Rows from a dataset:

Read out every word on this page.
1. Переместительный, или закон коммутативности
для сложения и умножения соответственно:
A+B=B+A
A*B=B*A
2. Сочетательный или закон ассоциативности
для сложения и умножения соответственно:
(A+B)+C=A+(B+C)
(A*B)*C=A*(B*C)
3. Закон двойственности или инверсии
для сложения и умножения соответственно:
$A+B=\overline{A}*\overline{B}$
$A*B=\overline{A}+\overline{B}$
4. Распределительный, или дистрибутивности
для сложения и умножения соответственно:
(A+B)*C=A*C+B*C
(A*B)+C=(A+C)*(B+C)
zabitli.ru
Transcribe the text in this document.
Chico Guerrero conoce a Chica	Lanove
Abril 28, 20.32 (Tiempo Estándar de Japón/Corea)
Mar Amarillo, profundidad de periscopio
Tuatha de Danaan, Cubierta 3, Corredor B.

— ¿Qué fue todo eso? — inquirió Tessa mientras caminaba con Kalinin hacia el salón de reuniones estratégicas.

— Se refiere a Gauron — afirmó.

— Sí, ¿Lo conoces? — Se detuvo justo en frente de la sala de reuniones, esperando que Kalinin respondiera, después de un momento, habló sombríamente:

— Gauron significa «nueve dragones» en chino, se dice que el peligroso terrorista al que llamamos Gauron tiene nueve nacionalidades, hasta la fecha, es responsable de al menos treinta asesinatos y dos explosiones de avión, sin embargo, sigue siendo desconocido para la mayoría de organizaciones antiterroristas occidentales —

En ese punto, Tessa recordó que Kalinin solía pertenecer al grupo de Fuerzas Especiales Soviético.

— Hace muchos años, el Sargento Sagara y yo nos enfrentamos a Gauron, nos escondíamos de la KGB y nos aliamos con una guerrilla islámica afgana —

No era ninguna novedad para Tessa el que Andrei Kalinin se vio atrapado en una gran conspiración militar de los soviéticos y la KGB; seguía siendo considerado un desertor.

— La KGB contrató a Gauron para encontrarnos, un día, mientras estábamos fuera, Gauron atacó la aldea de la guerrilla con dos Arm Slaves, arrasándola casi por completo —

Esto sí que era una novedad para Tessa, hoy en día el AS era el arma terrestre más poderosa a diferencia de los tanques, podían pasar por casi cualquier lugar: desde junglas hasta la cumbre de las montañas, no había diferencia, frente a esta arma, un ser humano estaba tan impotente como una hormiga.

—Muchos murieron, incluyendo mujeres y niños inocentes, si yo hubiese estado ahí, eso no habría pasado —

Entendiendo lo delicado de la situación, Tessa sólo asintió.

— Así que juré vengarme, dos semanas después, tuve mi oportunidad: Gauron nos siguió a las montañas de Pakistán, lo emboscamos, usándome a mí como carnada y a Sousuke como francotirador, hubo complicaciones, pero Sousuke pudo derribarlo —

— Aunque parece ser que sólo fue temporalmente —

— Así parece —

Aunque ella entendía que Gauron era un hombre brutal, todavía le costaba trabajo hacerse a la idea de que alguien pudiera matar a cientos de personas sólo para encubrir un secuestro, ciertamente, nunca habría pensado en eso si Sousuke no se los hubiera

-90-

* _Given problem_: Show every line of the records above that contains the word "Sousuke".

* _Solution_:
— Así que juré vengarme, dos semanas después, tuve mi oportunidad: Gauron nos siguió a las montañas de Pakistán, lo emboscamos, usándome a mí como carnada y a Sousuke como francotirador, hubo complicaciones, pero Sousuke pudo derribarlo —
Aunque ella entendía que Gauron era un hombre brutal, todavía le costaba trabajo hacerse a la idea de que alguien pudiera matar a cientos de personas sólo para encubrir un secuestro, ciertamente, nunca habría pensado en eso si Sousuke no se los hubiera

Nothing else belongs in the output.